**Data:**
Start of Block

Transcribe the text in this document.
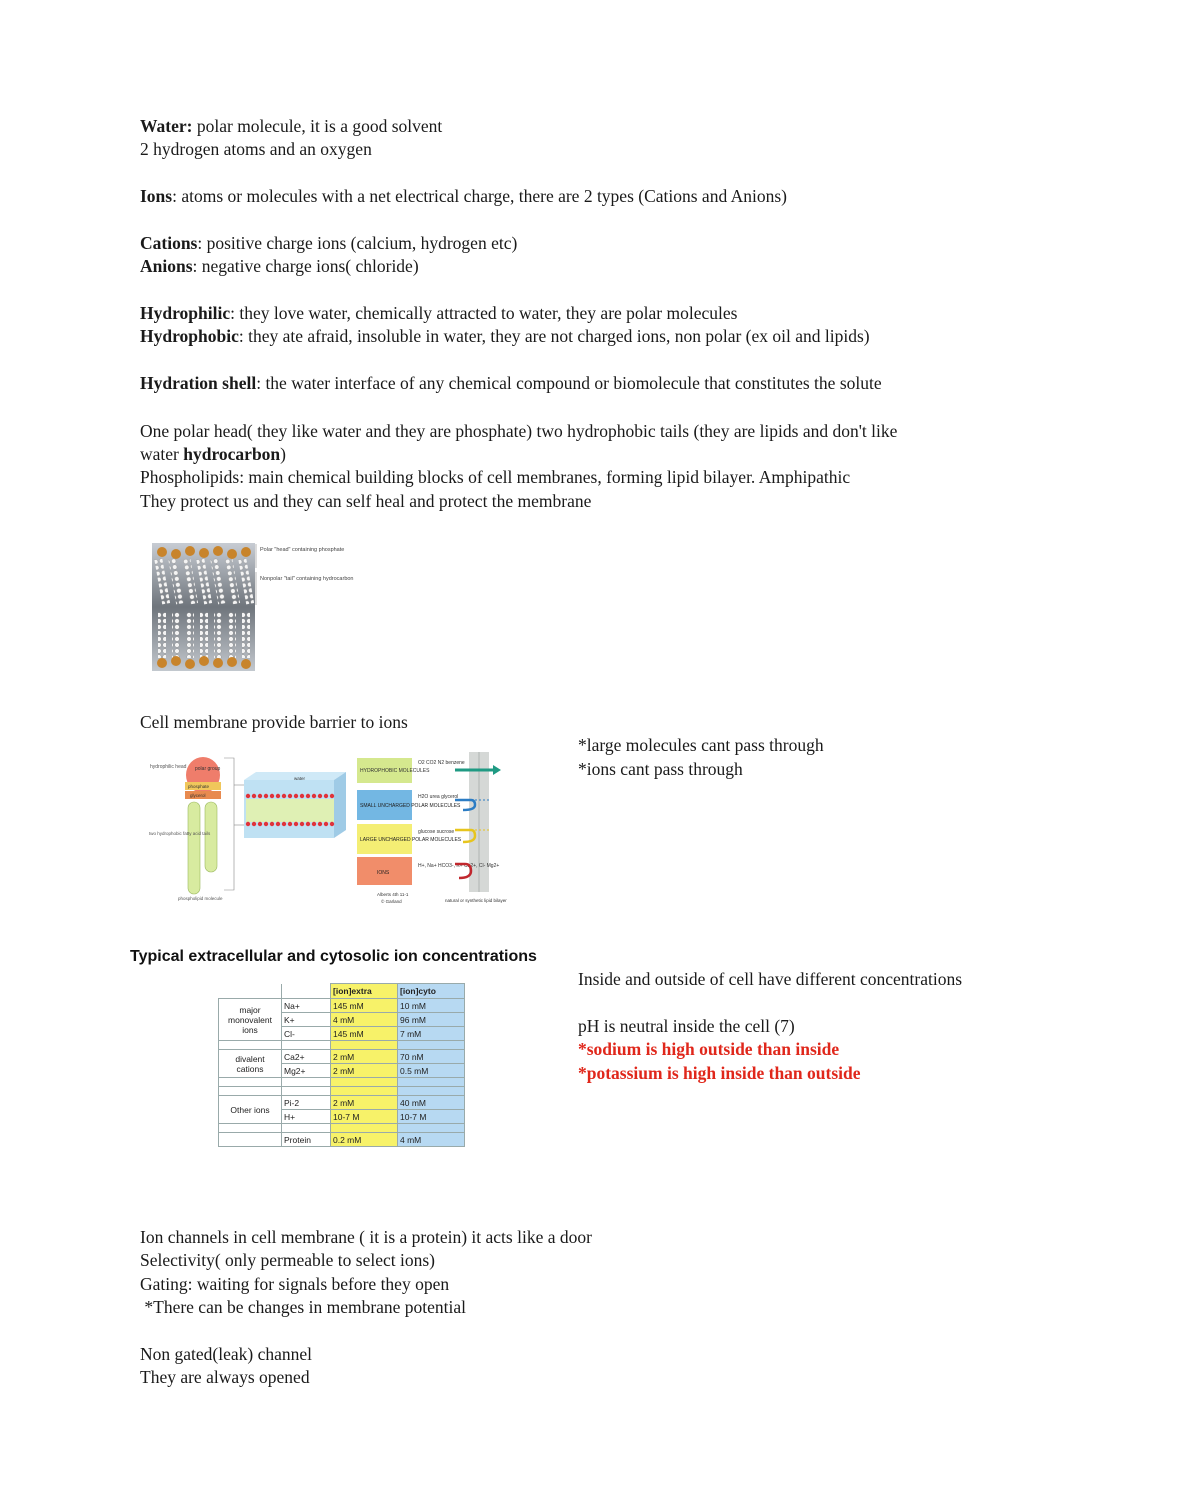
Water: polar molecule, it is a good solvent
2 hydrogen atoms and an oxygen
Ions: atoms or molecules with a net electrical charge, there are 2 types (Cations and Anions)
Cations: positive charge ions (calcium, hydrogen etc)
Anions: negative charge ions( chloride)
Hydrophilic: they love water, chemically attracted to water, they are polar molecules
Hydrophobic: they ate afraid, insoluble in water, they are not charged ions, non polar (ex oil and lipids)
Hydration shell: the water interface of any chemical compound or biomolecule that constitutes the solute
One polar head( they like water and they are phosphate) two hydrophobic tails (they are lipids and don't like
water hydrocarbon)
Phospholipids: main chemical building blocks of cell membranes, forming lipid bilayer. Amphipathic
They protect us and they can self heal and protect the membrane
Polar "head" containing phosphate
Nonpolar "tail" containing hydrocarbon
Cell membrane provide barrier to ions
*large molecules cant pass through
*ions cant pass through
hydrophilic head polar group
phosphate
glycerol
two hydrophobic fatty acid tails
phospholipid molecule
water
HYDROPHOBIC MOLECULES
O2 CO2 N2 benzene
SMALL UNCHARGED POLAR MOLECULES
H2O urea glycerol
LARGE UNCHARGED POLAR MOLECULES
glucose sucrose
IONS
H+, Na+ HCO3-, K+ Ca2+, Cl- Mg2+
Alberts 4th 11-1
© Garland	natural or synthetic lipid bilayer
Typical extracellular and cytosolic ion concentrations
		[ion]extra	[ion]cyto
major monovalent ions	Na+	145 mM	10 mM
	K+	4 mM	96 mM
	Cl-	145 mM	7 mM

divalent cations	Ca2+	2 mM	70 nM
	Mg2+	2 mM	0.5 mM

Other ions	Pi-2	2 mM	40 mM
	H+	10-7 M	10-7 M

	Protein	0.2 mM	4 mM
Inside and outside of cell have different concentrations
pH is neutral inside the cell (7)
*sodium is high outside than inside
*potassium is high inside than outside
Ion channels in cell membrane ( it is a protein) it acts like a door
Selectivity( only permeable to select ions)
Gating: waiting for signals before they open
*There can be changes in membrane potential
Non gated(leak) channel
They are always opened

End of Block

**Exercise:** Whichever lines of the records above hold the word "atoms" should all be copied out.

**Answer section:**
2 hydrogen atoms and an oxygen
Ions: atoms or molecules with a net electrical charge, there are 2 types (Cations and Anions)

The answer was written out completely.